Work to complete >> Give only the number of lines in the data that contain the word "Bonds".
•••
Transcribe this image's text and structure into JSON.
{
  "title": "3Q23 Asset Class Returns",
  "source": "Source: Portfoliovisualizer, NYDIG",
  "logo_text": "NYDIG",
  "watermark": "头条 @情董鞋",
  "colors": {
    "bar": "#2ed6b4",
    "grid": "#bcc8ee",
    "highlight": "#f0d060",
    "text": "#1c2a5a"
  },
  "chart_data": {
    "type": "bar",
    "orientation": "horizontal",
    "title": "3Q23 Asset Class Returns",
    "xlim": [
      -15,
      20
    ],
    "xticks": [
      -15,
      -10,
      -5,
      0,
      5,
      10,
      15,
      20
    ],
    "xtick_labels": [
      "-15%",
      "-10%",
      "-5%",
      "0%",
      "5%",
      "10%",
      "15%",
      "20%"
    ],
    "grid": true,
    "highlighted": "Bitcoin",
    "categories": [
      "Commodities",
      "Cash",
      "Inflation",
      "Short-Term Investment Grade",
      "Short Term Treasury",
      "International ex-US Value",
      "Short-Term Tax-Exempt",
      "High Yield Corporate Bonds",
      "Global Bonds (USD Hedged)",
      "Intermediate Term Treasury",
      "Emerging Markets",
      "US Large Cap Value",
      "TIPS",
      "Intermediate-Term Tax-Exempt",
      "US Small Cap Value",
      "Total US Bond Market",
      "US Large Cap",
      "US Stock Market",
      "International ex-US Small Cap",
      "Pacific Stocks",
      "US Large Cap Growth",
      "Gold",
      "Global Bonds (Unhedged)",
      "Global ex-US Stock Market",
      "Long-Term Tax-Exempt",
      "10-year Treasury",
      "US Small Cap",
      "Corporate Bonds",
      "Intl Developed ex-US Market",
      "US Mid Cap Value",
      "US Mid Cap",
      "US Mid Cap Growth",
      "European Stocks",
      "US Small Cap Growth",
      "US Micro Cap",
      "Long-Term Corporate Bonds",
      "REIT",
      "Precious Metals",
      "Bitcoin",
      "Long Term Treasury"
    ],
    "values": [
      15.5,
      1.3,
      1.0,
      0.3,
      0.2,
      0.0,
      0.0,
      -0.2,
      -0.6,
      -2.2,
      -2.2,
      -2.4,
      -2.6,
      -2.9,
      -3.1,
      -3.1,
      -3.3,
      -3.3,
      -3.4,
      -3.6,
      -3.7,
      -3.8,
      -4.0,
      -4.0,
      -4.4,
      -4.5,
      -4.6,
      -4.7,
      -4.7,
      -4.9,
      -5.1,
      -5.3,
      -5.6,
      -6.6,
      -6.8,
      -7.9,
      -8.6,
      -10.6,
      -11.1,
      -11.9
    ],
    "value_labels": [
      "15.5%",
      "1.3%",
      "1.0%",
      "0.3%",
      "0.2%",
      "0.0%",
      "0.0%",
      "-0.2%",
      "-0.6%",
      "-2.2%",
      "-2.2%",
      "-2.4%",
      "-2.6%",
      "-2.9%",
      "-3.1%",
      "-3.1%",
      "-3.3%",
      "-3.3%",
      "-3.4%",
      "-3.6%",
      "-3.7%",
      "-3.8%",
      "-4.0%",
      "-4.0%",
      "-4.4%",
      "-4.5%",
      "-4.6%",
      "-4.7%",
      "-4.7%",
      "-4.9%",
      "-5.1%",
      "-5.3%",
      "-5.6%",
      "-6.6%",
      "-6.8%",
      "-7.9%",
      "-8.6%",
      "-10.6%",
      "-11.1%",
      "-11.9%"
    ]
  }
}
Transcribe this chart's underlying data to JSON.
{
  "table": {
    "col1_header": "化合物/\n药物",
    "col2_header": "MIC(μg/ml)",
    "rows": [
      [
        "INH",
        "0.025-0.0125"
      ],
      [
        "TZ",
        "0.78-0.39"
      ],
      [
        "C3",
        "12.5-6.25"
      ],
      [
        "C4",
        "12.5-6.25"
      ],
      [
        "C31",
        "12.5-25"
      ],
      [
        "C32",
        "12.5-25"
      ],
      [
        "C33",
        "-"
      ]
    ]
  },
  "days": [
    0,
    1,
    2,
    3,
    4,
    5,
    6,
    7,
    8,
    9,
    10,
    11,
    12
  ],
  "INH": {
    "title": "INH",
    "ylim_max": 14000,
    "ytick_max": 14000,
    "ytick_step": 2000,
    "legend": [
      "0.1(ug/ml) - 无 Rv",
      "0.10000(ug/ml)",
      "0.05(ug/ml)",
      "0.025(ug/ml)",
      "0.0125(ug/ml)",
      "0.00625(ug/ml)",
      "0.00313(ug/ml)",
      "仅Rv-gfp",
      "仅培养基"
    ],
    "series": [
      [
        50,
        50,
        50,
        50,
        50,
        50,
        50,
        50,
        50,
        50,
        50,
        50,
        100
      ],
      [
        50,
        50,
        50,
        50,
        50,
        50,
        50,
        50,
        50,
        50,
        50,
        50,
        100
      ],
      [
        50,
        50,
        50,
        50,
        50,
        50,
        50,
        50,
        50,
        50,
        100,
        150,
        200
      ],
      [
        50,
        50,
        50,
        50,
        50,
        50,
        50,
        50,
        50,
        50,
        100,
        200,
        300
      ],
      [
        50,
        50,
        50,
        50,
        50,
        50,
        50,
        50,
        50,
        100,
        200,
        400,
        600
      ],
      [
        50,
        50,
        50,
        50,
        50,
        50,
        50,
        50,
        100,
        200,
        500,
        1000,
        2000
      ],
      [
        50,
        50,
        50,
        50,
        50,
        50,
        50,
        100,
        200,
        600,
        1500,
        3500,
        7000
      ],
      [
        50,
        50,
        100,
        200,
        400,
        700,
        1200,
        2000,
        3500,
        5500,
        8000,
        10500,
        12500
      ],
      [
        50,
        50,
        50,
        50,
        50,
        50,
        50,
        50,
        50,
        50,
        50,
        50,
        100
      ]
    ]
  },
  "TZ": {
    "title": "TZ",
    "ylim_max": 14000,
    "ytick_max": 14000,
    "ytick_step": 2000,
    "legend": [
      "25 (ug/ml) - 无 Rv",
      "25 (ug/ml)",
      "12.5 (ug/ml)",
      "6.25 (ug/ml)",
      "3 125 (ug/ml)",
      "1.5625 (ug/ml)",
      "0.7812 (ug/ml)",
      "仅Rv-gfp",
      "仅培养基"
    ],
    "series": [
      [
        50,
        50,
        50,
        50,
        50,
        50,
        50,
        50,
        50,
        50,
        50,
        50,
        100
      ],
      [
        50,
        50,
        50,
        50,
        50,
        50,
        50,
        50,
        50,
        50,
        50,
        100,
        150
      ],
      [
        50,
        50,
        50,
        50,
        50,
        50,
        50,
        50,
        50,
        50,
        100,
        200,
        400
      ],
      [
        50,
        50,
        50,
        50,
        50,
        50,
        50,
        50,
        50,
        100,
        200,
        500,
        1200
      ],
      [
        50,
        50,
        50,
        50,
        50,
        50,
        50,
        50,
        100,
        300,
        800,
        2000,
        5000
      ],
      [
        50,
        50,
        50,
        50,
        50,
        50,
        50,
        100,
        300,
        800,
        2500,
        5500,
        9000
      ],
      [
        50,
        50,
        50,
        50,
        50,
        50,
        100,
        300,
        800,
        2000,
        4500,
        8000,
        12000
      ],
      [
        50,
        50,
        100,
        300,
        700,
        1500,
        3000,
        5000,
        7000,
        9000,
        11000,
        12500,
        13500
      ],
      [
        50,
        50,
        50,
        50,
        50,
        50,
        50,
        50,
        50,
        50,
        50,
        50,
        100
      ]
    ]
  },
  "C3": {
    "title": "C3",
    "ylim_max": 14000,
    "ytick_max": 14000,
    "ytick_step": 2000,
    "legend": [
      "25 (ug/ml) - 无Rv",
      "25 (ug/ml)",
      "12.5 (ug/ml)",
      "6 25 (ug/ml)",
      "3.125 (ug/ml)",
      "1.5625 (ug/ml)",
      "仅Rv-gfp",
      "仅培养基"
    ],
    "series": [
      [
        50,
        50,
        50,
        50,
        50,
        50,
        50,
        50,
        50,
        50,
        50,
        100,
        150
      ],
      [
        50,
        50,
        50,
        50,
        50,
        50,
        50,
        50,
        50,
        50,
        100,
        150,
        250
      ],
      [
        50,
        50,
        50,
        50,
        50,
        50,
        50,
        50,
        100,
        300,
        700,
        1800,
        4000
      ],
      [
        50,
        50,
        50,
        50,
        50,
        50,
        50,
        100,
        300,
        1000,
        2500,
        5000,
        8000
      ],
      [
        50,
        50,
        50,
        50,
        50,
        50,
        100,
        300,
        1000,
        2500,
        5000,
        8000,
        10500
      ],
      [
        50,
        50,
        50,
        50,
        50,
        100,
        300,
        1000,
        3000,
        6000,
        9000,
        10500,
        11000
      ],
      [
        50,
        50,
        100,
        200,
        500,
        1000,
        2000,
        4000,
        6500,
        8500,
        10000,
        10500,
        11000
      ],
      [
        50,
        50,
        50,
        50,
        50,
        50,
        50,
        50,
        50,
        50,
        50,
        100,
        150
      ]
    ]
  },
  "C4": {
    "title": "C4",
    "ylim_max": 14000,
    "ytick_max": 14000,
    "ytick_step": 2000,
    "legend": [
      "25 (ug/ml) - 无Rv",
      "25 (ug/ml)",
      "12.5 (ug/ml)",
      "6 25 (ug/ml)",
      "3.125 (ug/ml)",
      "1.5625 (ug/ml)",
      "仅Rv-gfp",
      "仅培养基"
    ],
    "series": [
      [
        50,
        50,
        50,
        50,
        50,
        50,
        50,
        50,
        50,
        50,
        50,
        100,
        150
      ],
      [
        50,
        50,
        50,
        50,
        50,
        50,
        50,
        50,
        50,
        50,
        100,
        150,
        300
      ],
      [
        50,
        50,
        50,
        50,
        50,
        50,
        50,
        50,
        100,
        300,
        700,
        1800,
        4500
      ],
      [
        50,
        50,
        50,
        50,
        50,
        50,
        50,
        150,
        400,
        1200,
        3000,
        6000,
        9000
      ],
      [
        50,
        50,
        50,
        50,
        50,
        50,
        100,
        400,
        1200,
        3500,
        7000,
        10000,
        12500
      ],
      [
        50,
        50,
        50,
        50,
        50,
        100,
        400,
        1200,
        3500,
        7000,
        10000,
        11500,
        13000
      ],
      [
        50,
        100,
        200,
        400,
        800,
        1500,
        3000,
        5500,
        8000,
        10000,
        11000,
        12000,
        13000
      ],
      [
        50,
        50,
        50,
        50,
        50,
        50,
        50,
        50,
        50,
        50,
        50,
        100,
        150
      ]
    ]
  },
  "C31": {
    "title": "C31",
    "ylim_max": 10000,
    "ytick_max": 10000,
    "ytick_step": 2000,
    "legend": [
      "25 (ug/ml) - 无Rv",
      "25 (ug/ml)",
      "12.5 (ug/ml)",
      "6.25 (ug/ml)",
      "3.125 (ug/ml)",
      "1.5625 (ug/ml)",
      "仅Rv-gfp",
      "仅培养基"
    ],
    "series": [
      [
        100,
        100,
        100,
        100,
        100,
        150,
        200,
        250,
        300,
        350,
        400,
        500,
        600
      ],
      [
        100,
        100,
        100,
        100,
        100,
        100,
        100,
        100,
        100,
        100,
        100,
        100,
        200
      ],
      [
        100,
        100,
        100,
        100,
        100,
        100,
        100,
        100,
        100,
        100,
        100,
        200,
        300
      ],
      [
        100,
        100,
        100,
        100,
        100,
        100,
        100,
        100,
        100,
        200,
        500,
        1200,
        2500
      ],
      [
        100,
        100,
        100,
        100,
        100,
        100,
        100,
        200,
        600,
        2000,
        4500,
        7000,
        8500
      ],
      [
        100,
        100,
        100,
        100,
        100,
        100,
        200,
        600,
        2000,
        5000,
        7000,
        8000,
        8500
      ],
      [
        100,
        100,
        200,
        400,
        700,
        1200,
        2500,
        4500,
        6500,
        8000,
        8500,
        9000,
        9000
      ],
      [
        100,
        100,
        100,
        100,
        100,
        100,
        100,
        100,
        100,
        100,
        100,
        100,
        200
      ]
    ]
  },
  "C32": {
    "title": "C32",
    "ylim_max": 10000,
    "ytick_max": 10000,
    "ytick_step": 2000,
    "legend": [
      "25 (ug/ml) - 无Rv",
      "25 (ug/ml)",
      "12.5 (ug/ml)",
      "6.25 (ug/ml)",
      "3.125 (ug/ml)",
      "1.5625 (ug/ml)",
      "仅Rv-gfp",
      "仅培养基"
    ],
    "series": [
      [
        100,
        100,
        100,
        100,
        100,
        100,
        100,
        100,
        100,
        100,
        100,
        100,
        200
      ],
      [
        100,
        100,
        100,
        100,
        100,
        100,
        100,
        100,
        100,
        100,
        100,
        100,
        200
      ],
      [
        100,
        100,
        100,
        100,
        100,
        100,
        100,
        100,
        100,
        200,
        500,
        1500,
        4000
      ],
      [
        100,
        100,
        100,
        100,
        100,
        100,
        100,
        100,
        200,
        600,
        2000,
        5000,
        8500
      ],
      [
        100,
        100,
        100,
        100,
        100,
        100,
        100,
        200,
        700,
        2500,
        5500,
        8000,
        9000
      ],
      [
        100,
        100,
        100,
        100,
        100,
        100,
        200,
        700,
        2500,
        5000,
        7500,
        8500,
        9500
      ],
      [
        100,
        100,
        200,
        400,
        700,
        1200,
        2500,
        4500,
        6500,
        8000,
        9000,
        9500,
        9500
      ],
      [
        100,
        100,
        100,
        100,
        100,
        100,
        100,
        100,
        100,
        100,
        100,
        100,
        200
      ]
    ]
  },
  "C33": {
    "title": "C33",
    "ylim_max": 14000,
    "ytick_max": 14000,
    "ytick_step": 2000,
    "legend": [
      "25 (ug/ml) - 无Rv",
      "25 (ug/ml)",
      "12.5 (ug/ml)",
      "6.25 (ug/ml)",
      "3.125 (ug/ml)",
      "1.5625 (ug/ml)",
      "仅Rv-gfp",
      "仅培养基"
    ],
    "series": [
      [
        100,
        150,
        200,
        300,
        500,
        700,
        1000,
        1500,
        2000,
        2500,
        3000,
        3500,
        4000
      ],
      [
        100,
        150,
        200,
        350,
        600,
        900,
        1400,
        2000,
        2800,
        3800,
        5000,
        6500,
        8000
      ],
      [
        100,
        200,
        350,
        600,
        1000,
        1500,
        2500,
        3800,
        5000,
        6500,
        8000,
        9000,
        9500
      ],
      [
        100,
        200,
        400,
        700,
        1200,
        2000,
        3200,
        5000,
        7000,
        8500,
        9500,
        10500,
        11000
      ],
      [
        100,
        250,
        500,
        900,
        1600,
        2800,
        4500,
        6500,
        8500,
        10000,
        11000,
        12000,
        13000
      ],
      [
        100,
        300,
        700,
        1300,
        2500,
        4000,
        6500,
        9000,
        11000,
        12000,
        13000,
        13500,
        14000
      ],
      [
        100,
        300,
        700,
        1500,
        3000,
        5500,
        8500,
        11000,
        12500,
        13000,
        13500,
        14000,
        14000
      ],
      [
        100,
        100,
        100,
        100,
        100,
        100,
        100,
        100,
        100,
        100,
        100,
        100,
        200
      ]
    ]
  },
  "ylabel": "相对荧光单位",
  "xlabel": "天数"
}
•••
Written solution >> 5